TASK OBJECTIVE: Work out the number of lines with "maxInsertUsecs" in them. Reply with that number and no other words.

— START EXTRACTED INFORMATION —

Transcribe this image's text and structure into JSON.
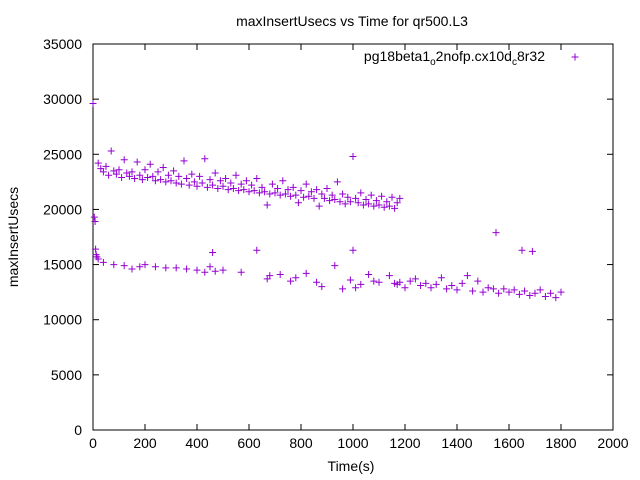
{
  "chart_data": {
    "type": "scatter",
    "title": "maxInsertUsecs vs Time for qr500.L3",
    "xlabel": "Time(s)",
    "ylabel": "maxInsertUsecs",
    "xlim": [
      0,
      2000
    ],
    "ylim": [
      0,
      35000
    ],
    "xticks": [
      "0",
      "200",
      "400",
      "600",
      "800",
      "1000",
      "1200",
      "1400",
      "1600",
      "1800",
      "2000"
    ],
    "yticks": [
      "0",
      "5000",
      "10000",
      "15000",
      "20000",
      "25000",
      "30000",
      "35000"
    ],
    "grid": false,
    "legend_position": "top-right",
    "marker": "+",
    "color": "#9400d3",
    "legend": {
      "name_main": "pg18beta1",
      "sub1": "o",
      "name_mid": "2nofp.cx10d",
      "sub2": "c",
      "name_end": "8r32"
    },
    "series": [
      {
        "points": [
          [
            0,
            29600
          ],
          [
            5,
            19300
          ],
          [
            8,
            18900
          ],
          [
            10,
            16400
          ],
          [
            12,
            15900
          ],
          [
            15,
            15700
          ],
          [
            20,
            15500
          ],
          [
            20,
            24200
          ],
          [
            30,
            23700
          ],
          [
            40,
            23400
          ],
          [
            50,
            23900
          ],
          [
            60,
            23100
          ],
          [
            70,
            25300
          ],
          [
            80,
            23500
          ],
          [
            90,
            23200
          ],
          [
            100,
            23600
          ],
          [
            110,
            22900
          ],
          [
            120,
            24500
          ],
          [
            130,
            23300
          ],
          [
            140,
            23000
          ],
          [
            150,
            23400
          ],
          [
            160,
            22800
          ],
          [
            170,
            24300
          ],
          [
            180,
            23100
          ],
          [
            190,
            22700
          ],
          [
            200,
            23600
          ],
          [
            210,
            22900
          ],
          [
            220,
            24100
          ],
          [
            230,
            23000
          ],
          [
            240,
            22600
          ],
          [
            250,
            23400
          ],
          [
            260,
            22700
          ],
          [
            270,
            23800
          ],
          [
            280,
            22500
          ],
          [
            290,
            23100
          ],
          [
            300,
            22600
          ],
          [
            310,
            23500
          ],
          [
            320,
            22400
          ],
          [
            330,
            23000
          ],
          [
            340,
            22300
          ],
          [
            350,
            24400
          ],
          [
            360,
            22800
          ],
          [
            370,
            22200
          ],
          [
            380,
            23200
          ],
          [
            390,
            22500
          ],
          [
            400,
            22100
          ],
          [
            410,
            23000
          ],
          [
            420,
            22400
          ],
          [
            430,
            24600
          ],
          [
            440,
            22000
          ],
          [
            450,
            22700
          ],
          [
            460,
            22200
          ],
          [
            470,
            23300
          ],
          [
            480,
            21900
          ],
          [
            490,
            22600
          ],
          [
            500,
            22100
          ],
          [
            510,
            22800
          ],
          [
            520,
            21800
          ],
          [
            530,
            22400
          ],
          [
            540,
            21900
          ],
          [
            550,
            23100
          ],
          [
            560,
            21700
          ],
          [
            570,
            22300
          ],
          [
            580,
            21800
          ],
          [
            590,
            22600
          ],
          [
            600,
            21600
          ],
          [
            610,
            22200
          ],
          [
            620,
            21700
          ],
          [
            630,
            22800
          ],
          [
            640,
            21500
          ],
          [
            650,
            22000
          ],
          [
            660,
            21600
          ],
          [
            670,
            20400
          ],
          [
            680,
            21400
          ],
          [
            690,
            22300
          ],
          [
            700,
            21500
          ],
          [
            710,
            21900
          ],
          [
            720,
            21300
          ],
          [
            730,
            22600
          ],
          [
            740,
            21400
          ],
          [
            750,
            21800
          ],
          [
            760,
            21200
          ],
          [
            770,
            22000
          ],
          [
            780,
            21300
          ],
          [
            790,
            20600
          ],
          [
            800,
            21700
          ],
          [
            810,
            21100
          ],
          [
            820,
            22300
          ],
          [
            830,
            21200
          ],
          [
            840,
            21600
          ],
          [
            850,
            21000
          ],
          [
            860,
            21800
          ],
          [
            870,
            20300
          ],
          [
            880,
            21400
          ],
          [
            890,
            21000
          ],
          [
            900,
            21900
          ],
          [
            910,
            20800
          ],
          [
            920,
            21300
          ],
          [
            930,
            20900
          ],
          [
            940,
            22500
          ],
          [
            950,
            20700
          ],
          [
            960,
            21400
          ],
          [
            970,
            20500
          ],
          [
            980,
            21100
          ],
          [
            990,
            20700
          ],
          [
            1000,
            24800
          ],
          [
            1010,
            21000
          ],
          [
            1020,
            20600
          ],
          [
            1030,
            21500
          ],
          [
            1040,
            20400
          ],
          [
            1050,
            20900
          ],
          [
            1060,
            20500
          ],
          [
            1070,
            21300
          ],
          [
            1080,
            20300
          ],
          [
            1090,
            20800
          ],
          [
            1100,
            20400
          ],
          [
            1110,
            21200
          ],
          [
            1120,
            20200
          ],
          [
            1130,
            20700
          ],
          [
            1140,
            20300
          ],
          [
            1150,
            21100
          ],
          [
            1160,
            20100
          ],
          [
            1170,
            20600
          ],
          [
            1180,
            21000
          ],
          [
            40,
            15200
          ],
          [
            80,
            15000
          ],
          [
            120,
            14900
          ],
          [
            150,
            14600
          ],
          [
            180,
            14800
          ],
          [
            200,
            15000
          ],
          [
            240,
            14800
          ],
          [
            280,
            14700
          ],
          [
            320,
            14700
          ],
          [
            360,
            14600
          ],
          [
            400,
            14500
          ],
          [
            430,
            14300
          ],
          [
            450,
            14800
          ],
          [
            460,
            16100
          ],
          [
            470,
            14400
          ],
          [
            500,
            14500
          ],
          [
            570,
            14300
          ],
          [
            630,
            16300
          ],
          [
            670,
            13700
          ],
          [
            680,
            14000
          ],
          [
            720,
            14100
          ],
          [
            760,
            13500
          ],
          [
            780,
            13800
          ],
          [
            820,
            14200
          ],
          [
            860,
            13400
          ],
          [
            880,
            13000
          ],
          [
            930,
            14900
          ],
          [
            960,
            12800
          ],
          [
            990,
            13600
          ],
          [
            1000,
            16300
          ],
          [
            1010,
            12900
          ],
          [
            1030,
            13200
          ],
          [
            1060,
            14100
          ],
          [
            1080,
            13500
          ],
          [
            1100,
            13400
          ],
          [
            1140,
            14000
          ],
          [
            1160,
            13300
          ],
          [
            1170,
            13200
          ],
          [
            1180,
            13400
          ],
          [
            1200,
            12900
          ],
          [
            1220,
            13500
          ],
          [
            1240,
            13700
          ],
          [
            1260,
            13100
          ],
          [
            1280,
            13300
          ],
          [
            1300,
            12900
          ],
          [
            1320,
            13200
          ],
          [
            1340,
            13800
          ],
          [
            1360,
            12800
          ],
          [
            1380,
            13100
          ],
          [
            1400,
            12700
          ],
          [
            1420,
            13300
          ],
          [
            1440,
            14000
          ],
          [
            1460,
            12600
          ],
          [
            1480,
            13500
          ],
          [
            1500,
            12500
          ],
          [
            1520,
            12900
          ],
          [
            1540,
            12800
          ],
          [
            1550,
            17900
          ],
          [
            1560,
            12400
          ],
          [
            1580,
            12800
          ],
          [
            1600,
            12500
          ],
          [
            1620,
            12700
          ],
          [
            1640,
            12300
          ],
          [
            1650,
            16300
          ],
          [
            1660,
            12600
          ],
          [
            1680,
            12200
          ],
          [
            1690,
            16200
          ],
          [
            1700,
            12400
          ],
          [
            1720,
            12700
          ],
          [
            1740,
            12100
          ],
          [
            1760,
            12400
          ],
          [
            1780,
            12000
          ],
          [
            1800,
            12500
          ]
        ]
      }
    ]
  }
}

— END EXTRACTED INFORMATION —

EXERCISE RESPONSE: 2